EXCERPT PROVIDED:

==============================

Fieldwood Heritage Society

Canning, Kings County, Nova Scotia


Wilf Carter
Decca 29671

78rpm record

Monophonic

Compo Company Limited
Montreal, Canada


Decca 29671 78rpm record side A, Wilf Carter, The Alpine Milkman
(above) A: The Alpine Milkman
Wilf Carter 78rpm record Decca 29671
(below) B: There's a Tree on Every Road
Decca 29671 78rpm record side B, Wilf Carter, There's a Tree on Every Road
Library stock number A096

At the bottom of the B label image (above) can be seen
a faint reflection of the camera that took this picture.
(Photographers are familiar with the problem of
taking a picture of an object with a shiny surface.)



Decca 78rpm record label: Marks around spindle hole
In the A label image (above), there are several prominent black marks
plainly visible to the upper left of the spindle hole. Similar marks are
often seen around the spindle holes of used 78rpm records.

These marks were made when someone was trying to place this record 
on a turntable, and was having difficulty getting the record centered
on the table.

To place the record on the turntable, the hole in the record had to be
accurately aligned with the spindle. You held the record by the edges
above the turntable, then lowered it onto the turntable. As you did this
the record would hide the spindle from your view. You had to line up
the hole (plainly visible) with the spindle (not visible). The hole in
the record was much too small for you to look through it to locate
the spindle.

Occasionally you would get lucky and the hole in the record would
line up with the spindle, and the record would settle onto the turntable
surface. However, it usually happened that the hole would not find the
spindle on the first try. When this happened, the spindle would hold
the record slightly above the turntable. Then you had to slide the record
around while pressing it down on the spindle, expecting that sooner or
later you would, more or less by chance, move the record to a position
that placed the hole above the spindle.

It was at this time that these marks were made on the record label.
As you moved the record left, right, forward, back, to find the invisible
spindle, the spindle was pressing on the underside label, making these
characteristic random marks.

==============================

(Stored records)
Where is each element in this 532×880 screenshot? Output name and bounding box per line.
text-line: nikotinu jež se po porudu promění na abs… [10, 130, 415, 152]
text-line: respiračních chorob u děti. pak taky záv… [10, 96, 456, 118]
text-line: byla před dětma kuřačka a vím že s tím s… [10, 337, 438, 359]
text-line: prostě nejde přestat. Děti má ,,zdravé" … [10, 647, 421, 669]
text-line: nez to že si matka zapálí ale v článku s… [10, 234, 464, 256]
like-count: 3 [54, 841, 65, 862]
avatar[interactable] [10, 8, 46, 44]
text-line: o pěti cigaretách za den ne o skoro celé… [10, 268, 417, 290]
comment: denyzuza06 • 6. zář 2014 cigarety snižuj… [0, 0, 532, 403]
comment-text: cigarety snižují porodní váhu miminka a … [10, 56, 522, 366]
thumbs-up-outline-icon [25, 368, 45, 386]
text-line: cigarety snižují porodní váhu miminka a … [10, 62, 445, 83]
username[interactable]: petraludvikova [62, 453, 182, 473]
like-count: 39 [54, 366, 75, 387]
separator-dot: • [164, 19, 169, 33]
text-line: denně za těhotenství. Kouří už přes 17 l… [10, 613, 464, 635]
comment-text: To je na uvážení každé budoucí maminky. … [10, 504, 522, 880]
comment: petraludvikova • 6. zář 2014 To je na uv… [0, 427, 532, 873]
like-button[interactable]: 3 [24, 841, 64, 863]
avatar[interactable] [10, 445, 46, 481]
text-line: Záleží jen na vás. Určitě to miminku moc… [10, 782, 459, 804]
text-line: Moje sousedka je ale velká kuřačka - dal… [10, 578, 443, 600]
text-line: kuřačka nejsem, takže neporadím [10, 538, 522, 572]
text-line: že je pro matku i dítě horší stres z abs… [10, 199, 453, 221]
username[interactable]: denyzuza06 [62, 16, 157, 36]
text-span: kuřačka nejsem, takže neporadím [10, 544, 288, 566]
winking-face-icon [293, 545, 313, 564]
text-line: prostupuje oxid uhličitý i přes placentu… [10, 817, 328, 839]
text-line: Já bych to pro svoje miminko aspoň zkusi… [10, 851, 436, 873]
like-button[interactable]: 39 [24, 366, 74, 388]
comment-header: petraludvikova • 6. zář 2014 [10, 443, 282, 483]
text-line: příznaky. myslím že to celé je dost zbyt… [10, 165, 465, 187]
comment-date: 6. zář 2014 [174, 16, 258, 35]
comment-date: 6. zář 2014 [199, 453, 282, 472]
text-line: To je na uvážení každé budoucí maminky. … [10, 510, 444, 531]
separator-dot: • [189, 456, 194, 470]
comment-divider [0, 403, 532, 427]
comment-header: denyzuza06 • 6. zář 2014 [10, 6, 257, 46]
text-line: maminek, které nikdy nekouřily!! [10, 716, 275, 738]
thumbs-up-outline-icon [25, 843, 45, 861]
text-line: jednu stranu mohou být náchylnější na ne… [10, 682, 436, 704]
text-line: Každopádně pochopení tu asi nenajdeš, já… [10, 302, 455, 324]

==============================

Decide whether each statement agrees with the page on the Decca 29671 record, answering yes or no and quoting the words of the page that settle it. 1. The black marks in the A label image lie to the upper left of the spindle hole. 2. The hole in the record was big enough to look through to find the spindle. 3. The camera's reflection shows at the top of the B label image.

COMPLETE RESPONSE:
1. Yes: "there are several prominent black marks plainly visible to the upper left of the spindle hole."
2. No: "The hole in the record was much too small for you to look through it to locate the spindle."
3. No: "At the bottom of the B label image (above) can be seen a faint reflection of the camera that took this picture."